Data records
▬▬▬▬▬▬

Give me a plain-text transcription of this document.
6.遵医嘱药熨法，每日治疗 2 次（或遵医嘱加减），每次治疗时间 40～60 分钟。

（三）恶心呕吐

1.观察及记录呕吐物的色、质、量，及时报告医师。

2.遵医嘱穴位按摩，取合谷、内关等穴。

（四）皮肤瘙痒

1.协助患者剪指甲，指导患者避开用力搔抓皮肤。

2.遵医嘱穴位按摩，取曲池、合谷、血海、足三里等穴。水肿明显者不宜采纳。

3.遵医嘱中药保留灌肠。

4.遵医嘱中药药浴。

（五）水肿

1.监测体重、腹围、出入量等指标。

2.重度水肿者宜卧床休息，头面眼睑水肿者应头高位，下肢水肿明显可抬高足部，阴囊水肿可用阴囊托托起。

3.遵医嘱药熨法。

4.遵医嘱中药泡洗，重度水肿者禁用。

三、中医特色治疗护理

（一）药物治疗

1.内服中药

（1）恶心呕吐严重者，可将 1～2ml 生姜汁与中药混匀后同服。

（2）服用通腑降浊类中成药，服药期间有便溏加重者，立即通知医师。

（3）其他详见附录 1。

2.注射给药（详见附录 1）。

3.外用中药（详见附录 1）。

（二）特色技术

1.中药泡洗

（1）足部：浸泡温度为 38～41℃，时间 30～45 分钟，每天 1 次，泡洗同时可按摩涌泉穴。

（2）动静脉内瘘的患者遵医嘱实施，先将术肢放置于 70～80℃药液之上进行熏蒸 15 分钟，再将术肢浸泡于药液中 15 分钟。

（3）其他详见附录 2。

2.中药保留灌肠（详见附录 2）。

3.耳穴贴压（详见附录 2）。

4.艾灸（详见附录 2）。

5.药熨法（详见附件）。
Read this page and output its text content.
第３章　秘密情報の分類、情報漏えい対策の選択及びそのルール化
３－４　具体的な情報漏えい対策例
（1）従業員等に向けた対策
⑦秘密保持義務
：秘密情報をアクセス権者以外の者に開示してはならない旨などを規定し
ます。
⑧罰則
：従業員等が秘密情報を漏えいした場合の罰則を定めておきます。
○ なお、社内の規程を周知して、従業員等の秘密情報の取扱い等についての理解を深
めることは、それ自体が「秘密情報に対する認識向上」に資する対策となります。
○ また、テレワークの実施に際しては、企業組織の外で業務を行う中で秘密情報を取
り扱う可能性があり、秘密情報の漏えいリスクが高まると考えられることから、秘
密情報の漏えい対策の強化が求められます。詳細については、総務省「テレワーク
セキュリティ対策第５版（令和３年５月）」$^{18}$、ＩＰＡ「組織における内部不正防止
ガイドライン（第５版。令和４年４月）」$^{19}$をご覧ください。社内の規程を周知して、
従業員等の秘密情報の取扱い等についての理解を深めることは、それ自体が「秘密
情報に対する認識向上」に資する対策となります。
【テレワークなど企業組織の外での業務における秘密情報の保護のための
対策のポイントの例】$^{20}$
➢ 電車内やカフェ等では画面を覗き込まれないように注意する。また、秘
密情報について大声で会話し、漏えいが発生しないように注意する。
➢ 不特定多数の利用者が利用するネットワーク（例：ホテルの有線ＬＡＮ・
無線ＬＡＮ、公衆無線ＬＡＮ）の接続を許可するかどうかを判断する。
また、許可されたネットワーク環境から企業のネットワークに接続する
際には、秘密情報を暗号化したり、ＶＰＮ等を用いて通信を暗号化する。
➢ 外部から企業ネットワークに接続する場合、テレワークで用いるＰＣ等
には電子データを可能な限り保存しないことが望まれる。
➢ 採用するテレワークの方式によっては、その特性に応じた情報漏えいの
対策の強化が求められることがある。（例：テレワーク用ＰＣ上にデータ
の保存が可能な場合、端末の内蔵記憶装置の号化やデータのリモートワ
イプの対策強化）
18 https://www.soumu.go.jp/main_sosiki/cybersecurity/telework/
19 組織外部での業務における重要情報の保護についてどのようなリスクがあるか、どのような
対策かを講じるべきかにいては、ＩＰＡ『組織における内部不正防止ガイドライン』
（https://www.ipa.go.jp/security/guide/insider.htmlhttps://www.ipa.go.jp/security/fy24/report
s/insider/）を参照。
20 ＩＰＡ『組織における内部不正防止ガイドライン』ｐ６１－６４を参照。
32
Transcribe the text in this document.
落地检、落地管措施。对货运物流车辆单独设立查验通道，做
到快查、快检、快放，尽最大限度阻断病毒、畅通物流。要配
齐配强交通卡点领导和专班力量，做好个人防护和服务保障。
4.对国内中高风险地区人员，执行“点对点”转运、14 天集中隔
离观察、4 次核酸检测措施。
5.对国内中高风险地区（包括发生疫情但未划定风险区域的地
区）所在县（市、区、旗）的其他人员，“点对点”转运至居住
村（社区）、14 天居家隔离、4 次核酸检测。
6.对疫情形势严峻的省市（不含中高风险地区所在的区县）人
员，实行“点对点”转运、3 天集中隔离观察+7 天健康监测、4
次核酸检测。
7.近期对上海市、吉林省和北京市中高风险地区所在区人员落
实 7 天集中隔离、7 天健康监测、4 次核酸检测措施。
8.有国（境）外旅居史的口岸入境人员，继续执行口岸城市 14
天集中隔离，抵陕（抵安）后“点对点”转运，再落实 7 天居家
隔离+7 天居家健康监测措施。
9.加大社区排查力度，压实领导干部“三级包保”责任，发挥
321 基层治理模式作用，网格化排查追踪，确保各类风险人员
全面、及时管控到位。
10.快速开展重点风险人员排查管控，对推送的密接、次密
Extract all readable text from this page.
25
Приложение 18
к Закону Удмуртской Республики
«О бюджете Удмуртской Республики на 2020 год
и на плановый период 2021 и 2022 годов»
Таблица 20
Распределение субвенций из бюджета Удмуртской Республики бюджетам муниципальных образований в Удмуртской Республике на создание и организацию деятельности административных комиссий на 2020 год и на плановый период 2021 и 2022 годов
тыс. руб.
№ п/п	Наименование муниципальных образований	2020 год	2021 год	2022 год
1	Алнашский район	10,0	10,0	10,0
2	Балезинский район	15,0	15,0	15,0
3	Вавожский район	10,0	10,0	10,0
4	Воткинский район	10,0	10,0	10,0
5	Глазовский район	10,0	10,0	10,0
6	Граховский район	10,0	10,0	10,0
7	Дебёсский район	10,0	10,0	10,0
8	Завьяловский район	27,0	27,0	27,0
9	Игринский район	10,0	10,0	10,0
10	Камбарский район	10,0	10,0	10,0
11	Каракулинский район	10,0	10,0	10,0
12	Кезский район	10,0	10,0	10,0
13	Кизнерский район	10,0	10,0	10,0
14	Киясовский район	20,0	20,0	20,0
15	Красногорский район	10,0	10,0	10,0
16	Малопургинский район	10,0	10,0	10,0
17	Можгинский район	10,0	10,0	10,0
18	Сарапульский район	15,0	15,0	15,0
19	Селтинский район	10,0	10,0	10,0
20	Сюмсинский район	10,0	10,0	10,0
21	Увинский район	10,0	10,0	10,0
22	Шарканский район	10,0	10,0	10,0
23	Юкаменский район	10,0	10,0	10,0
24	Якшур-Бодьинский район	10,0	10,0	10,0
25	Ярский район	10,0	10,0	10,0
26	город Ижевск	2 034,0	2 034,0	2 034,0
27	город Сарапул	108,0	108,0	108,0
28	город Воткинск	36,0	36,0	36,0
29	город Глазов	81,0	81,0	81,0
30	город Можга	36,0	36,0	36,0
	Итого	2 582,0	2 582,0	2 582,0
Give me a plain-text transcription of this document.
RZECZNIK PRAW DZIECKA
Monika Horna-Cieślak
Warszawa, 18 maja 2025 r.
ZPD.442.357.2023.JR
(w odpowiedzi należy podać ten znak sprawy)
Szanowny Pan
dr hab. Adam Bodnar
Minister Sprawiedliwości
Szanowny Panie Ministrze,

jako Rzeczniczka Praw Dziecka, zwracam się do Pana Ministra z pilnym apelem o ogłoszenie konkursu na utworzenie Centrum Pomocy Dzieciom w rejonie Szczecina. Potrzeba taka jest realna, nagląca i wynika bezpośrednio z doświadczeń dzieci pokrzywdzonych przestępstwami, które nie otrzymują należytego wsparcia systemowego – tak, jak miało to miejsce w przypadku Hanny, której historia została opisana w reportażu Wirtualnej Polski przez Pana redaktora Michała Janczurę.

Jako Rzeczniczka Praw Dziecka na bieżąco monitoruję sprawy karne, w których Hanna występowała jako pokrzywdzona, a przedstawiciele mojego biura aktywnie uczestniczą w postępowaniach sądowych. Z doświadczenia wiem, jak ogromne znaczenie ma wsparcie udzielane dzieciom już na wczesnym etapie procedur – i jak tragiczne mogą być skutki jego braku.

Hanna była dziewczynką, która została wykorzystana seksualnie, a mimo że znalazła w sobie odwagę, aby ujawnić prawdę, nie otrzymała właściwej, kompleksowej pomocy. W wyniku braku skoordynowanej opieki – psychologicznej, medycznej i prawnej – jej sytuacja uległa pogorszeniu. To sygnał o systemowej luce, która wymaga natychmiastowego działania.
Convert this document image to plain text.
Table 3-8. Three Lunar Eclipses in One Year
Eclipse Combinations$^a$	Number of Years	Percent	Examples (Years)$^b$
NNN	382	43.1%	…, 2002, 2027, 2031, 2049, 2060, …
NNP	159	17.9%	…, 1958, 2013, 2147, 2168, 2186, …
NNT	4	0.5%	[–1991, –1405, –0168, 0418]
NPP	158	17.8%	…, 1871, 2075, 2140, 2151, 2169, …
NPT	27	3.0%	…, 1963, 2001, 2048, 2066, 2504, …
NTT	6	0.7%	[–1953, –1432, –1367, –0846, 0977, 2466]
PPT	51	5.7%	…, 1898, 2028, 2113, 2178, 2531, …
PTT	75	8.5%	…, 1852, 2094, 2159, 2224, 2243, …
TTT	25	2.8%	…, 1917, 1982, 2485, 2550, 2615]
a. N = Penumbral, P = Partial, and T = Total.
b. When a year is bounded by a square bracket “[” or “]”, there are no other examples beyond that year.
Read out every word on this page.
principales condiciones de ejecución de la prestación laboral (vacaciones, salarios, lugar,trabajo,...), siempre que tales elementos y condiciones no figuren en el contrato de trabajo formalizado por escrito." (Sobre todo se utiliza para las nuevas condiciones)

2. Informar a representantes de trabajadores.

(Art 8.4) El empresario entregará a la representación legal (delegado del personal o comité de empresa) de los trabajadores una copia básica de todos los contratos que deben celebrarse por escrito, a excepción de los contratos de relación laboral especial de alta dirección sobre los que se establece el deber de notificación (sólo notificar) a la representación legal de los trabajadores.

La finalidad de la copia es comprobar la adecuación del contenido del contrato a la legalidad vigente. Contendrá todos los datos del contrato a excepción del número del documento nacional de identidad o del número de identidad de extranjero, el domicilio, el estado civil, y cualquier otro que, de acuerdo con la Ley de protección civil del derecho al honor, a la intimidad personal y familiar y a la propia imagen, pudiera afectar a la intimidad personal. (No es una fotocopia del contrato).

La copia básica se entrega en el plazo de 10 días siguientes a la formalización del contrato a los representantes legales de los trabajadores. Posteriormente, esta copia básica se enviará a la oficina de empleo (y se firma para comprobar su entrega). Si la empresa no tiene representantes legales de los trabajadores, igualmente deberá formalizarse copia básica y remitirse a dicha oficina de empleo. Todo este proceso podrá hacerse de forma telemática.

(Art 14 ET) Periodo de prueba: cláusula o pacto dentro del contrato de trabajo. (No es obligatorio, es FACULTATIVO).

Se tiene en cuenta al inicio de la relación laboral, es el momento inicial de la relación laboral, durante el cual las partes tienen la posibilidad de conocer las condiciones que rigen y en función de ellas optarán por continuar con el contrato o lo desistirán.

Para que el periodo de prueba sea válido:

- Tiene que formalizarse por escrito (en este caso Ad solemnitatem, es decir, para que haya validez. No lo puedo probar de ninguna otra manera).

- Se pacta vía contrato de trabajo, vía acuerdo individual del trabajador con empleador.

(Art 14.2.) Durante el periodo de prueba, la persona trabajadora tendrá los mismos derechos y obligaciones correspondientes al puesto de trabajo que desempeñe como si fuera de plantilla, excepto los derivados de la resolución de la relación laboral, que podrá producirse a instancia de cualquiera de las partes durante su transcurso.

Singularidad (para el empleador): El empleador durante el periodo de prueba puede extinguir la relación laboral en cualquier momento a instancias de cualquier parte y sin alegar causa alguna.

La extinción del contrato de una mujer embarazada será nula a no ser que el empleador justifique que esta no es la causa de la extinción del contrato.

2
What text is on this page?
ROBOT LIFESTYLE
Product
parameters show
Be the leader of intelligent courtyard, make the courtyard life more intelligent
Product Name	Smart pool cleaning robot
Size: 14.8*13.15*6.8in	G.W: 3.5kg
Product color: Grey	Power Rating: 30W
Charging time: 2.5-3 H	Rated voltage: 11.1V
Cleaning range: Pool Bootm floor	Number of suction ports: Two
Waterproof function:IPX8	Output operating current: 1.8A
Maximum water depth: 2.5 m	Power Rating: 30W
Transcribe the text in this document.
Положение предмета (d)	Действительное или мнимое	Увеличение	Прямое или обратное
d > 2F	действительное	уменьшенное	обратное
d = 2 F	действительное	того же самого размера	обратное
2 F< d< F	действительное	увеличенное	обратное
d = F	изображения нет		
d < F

▬▬▬▬▬▬

The task
What is the number of lines in the records above that include the word "に資する対策となります"? Reply with that number and nothing more.

Task output
2